[Opening SELECTED EXTRACT section]

But that’s the thing about mental health struggles. They take up so much space inside of you that the most ordinary of tasks can feel downright exhausting. We also live in a society that demands productivity and perfection at any cost, which makes it even harder to exist as someone who can barely function when tasked with the mere basics of life.
At first glance, I may have looked like a lazy, careless person as I stumbled my way through each indoor day with my kids, but my inner life was on hyper drive. I’d go online just to zone out and end up seeing Instagram-perfect posts of at-home learning that was going swell, family art projects being poured over with care, and tips on how to keep your children from becoming TV zombies. And all of it frankly made me feel like a giant piece of shit for barely being able to operate at my “no thank you” capacity.

[Closing SELECTED EXTRACT section]

ACTIONS TO TAKE:
- A) From the passage on mental health struggles, list everything the writer reports seeing online while trying to zone out.
- B) Continue the passage on mental health struggles, picking up after its final sentence.

[Opening STORED DATA section]

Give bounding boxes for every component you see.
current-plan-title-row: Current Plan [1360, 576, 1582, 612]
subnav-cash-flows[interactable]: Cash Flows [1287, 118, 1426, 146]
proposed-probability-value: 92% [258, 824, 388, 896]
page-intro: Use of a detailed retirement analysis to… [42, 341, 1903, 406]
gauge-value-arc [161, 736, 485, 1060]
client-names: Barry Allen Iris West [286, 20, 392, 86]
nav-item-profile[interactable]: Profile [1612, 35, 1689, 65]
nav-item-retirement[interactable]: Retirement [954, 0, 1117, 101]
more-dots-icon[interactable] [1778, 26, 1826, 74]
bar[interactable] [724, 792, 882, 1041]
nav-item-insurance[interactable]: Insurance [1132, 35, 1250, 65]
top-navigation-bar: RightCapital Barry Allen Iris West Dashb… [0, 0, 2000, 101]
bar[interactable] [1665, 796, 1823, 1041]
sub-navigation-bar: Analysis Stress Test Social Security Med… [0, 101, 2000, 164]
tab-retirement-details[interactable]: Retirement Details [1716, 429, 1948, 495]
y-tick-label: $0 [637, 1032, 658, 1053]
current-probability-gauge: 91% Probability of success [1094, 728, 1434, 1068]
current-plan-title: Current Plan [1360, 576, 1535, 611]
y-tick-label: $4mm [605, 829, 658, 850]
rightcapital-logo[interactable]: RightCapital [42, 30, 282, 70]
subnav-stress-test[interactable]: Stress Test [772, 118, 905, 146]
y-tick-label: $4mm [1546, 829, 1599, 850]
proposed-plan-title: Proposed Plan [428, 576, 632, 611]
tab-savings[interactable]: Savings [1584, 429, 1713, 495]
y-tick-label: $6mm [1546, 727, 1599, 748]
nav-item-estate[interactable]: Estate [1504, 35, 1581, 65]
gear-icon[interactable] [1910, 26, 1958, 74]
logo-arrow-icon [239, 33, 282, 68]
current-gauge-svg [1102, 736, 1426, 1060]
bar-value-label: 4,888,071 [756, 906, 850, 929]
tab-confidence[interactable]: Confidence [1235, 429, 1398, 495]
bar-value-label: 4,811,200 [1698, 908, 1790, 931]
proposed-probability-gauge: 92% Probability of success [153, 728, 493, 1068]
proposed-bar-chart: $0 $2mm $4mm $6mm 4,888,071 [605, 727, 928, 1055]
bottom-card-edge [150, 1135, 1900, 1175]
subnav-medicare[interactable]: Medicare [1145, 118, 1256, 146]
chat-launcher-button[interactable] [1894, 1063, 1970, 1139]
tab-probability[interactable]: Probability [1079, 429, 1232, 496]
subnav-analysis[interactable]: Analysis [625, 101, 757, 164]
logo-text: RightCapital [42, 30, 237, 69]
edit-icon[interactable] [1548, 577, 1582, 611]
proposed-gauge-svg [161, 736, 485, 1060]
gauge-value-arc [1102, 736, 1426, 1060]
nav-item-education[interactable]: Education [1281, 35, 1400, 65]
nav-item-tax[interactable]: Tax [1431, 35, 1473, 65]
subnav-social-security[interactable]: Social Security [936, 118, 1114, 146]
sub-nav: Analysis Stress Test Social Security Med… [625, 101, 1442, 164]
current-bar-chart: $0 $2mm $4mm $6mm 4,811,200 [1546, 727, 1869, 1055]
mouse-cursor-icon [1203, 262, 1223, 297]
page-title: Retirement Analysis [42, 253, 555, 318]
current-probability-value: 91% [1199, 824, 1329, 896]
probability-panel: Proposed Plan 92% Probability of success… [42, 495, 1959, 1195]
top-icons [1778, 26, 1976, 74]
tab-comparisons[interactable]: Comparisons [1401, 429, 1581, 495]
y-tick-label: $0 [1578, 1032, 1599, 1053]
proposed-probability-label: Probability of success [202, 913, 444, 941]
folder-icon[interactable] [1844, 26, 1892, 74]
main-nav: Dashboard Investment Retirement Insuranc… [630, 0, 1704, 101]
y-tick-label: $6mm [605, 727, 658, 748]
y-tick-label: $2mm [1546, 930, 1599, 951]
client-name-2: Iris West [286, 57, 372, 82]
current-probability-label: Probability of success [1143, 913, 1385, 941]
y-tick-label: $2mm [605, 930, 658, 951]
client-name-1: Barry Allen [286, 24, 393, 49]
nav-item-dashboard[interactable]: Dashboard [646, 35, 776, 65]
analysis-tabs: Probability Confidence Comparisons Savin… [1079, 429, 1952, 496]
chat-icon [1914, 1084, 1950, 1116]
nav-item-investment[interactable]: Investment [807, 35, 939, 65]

[Closing STORED DATA section]

ANSWERS TO EACH TASK:
- A)
- Instagram-perfect posts of at-home learning that was going swell
- family art projects being poured over with care
- tips on how to keep your children from becoming TV zombies

- B)
That is, until I realized that the pressure I was piling onto myself to appear like I wasn’t actually drowning in pandemic blues was destroying my mental health almost more than my external circumstances were. And since the symptoms of depression, anxiety, and complex PTSD wait for no one, it wasn’t long before I sent my ass to the emergency room to get the psychiatric help I needed. A behavioral health technician assured me that my body and mind were releasing trauma at terminal velocity during this especially triggering time and that I wasn’t alone in this experience. As I sat in that hospital bed across from her, I realized that this was the first time in a while I had allowed a stranger to see me as more than the usual “hot mess express.” This person was witnessing me completely unraveled, lost in the dark waters of some of my lowest days on Earth, and far from the aesthetic ideal I’d been forcing myself into for two decades of my life.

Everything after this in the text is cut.